Task to carry out — Copy each line below that includes "scatterplots".

Task data —
/---

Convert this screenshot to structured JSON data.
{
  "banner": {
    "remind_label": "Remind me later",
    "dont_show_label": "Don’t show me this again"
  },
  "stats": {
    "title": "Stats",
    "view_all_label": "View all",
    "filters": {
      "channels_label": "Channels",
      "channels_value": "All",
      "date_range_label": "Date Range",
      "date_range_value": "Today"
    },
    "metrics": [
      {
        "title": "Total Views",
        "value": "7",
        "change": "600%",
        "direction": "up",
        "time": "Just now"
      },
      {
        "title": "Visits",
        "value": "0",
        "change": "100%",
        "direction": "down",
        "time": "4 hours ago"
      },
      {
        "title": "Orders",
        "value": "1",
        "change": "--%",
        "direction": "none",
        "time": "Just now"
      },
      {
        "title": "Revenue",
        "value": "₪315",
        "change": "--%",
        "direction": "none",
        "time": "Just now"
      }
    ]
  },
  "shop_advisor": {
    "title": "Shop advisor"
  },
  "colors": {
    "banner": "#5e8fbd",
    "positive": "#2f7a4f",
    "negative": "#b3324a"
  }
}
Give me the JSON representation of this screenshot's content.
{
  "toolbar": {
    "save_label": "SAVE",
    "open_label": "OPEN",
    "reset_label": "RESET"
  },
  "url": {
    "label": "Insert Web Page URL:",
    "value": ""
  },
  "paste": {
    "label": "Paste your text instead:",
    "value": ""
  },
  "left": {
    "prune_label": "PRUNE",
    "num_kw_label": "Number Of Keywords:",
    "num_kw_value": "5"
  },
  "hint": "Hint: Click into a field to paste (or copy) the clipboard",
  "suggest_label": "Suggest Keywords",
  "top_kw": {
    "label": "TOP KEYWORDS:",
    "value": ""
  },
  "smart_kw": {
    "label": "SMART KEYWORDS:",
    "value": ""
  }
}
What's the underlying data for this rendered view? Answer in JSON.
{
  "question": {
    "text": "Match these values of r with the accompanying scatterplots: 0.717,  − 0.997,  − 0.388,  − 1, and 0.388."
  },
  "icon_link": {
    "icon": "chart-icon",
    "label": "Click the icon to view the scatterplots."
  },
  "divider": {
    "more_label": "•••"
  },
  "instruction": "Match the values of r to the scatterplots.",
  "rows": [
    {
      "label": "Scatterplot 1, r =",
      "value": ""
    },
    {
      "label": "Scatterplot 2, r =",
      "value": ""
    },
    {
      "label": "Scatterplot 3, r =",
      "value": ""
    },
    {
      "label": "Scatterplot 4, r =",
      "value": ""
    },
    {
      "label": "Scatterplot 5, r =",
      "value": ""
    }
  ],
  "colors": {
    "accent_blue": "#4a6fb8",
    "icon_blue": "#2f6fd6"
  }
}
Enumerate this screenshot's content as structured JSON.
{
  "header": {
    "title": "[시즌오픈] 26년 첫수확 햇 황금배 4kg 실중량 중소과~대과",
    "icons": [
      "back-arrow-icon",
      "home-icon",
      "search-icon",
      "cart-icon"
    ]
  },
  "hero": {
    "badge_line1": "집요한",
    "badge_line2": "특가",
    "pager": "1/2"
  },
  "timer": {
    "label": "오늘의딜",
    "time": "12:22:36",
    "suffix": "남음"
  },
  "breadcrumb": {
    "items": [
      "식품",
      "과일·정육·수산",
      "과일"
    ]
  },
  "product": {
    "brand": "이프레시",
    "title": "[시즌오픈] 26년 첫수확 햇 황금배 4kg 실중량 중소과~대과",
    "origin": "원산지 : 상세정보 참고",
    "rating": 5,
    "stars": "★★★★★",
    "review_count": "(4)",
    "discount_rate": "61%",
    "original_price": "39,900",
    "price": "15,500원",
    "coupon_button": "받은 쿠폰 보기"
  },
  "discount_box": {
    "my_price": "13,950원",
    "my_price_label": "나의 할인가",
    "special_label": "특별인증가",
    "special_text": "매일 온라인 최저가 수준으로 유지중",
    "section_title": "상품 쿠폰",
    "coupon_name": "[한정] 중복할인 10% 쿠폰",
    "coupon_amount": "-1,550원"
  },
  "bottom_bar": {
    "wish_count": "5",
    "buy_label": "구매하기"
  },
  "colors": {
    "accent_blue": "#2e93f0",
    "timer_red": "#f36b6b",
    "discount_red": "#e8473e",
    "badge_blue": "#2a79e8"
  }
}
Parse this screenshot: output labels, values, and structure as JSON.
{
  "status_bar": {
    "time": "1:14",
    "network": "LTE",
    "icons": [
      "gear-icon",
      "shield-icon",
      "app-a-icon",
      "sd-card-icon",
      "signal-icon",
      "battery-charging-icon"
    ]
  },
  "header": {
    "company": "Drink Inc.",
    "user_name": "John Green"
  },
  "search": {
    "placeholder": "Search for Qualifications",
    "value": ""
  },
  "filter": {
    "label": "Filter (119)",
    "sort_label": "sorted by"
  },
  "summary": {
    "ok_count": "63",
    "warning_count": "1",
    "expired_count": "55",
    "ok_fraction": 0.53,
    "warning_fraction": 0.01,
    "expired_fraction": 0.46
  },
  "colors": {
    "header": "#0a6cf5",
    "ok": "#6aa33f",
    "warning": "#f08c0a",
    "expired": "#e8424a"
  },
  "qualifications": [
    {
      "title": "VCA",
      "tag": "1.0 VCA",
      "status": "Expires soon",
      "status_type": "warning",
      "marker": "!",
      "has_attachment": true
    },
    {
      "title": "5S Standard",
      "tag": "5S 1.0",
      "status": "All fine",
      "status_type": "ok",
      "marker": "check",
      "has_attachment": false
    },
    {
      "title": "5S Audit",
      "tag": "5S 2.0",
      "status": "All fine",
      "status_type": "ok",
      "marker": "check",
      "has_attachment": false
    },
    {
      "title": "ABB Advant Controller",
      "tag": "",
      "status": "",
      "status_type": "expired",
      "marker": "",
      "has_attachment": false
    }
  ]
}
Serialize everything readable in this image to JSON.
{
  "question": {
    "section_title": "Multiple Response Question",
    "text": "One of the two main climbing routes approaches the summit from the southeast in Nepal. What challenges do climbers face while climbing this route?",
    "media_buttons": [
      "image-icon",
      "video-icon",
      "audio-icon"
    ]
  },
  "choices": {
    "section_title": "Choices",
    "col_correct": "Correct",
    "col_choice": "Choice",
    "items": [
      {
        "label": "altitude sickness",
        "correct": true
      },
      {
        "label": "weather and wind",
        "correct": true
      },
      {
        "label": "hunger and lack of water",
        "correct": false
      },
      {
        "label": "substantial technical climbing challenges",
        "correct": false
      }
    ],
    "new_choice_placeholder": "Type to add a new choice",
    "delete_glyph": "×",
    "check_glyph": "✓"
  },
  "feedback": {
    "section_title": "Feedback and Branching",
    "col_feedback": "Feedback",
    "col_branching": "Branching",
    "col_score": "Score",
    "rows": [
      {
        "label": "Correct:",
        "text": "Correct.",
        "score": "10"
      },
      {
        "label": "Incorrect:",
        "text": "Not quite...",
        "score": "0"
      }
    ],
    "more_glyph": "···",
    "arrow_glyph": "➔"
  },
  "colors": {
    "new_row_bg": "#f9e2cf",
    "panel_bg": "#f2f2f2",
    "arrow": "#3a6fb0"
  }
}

\---

Result of this task —
    "text": "Match these values of r with the accompanying scatterplots: 0.717,  − 0.997,  − 0.388,  − 1, and 0.388."
    "label": "Click the icon to view the scatterplots."
  "instruction": "Match the values of r to the scatterplots.",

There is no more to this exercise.